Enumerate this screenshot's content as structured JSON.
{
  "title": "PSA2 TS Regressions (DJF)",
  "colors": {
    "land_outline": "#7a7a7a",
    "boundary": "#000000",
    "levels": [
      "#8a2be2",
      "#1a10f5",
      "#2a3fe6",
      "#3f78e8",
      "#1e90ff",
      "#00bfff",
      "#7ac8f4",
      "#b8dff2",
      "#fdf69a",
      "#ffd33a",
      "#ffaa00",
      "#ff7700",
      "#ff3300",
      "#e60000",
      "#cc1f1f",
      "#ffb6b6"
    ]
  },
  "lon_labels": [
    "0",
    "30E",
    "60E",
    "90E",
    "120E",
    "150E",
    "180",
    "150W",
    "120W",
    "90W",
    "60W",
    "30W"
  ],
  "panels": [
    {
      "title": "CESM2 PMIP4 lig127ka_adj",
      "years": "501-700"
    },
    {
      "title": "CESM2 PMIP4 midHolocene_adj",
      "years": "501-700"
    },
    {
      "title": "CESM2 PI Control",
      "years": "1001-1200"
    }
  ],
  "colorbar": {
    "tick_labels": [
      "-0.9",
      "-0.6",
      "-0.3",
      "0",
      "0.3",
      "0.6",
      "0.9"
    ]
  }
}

Do this >>
Send back every record, precisely as written.

The result >>
Enumerate this screenshot's content as structured JSON.
{
  "title": "PSA2 TS Regressions (DJF)",
  "colors": {
    "land_outline": "#7a7a7a",
    "boundary": "#000000",
    "levels": [
      "#8a2be2",
      "#1a10f5",
      "#2a3fe6",
      "#3f78e8",
      "#1e90ff",
      "#00bfff",
      "#7ac8f4",
      "#b8dff2",
      "#fdf69a",
      "#ffd33a",
      "#ffaa00",
      "#ff7700",
      "#ff3300",
      "#e60000",
      "#cc1f1f",
      "#ffb6b6"
    ]
  },
  "lon_labels": [
    "0",
    "30E",
    "60E",
    "90E",
    "120E",
    "150E",
    "180",
    "150W",
    "120W",
    "90W",
    "60W",
    "30W"
  ],
  "panels": [
    {
      "title": "CESM2 PMIP4 lig127ka_adj",
      "years": "501-700"
    },
    {
      "title": "CESM2 PMIP4 midHolocene_adj",
      "years": "501-700"
    },
    {
      "title": "CESM2 PI Control",
      "years": "1001-1200"
    }
  ],
  "colorbar": {
    "tick_labels": [
      "-0.9",
      "-0.6",
      "-0.3",
      "0",
      "0.3",
      "0.6",
      "0.9"
    ]
  }
}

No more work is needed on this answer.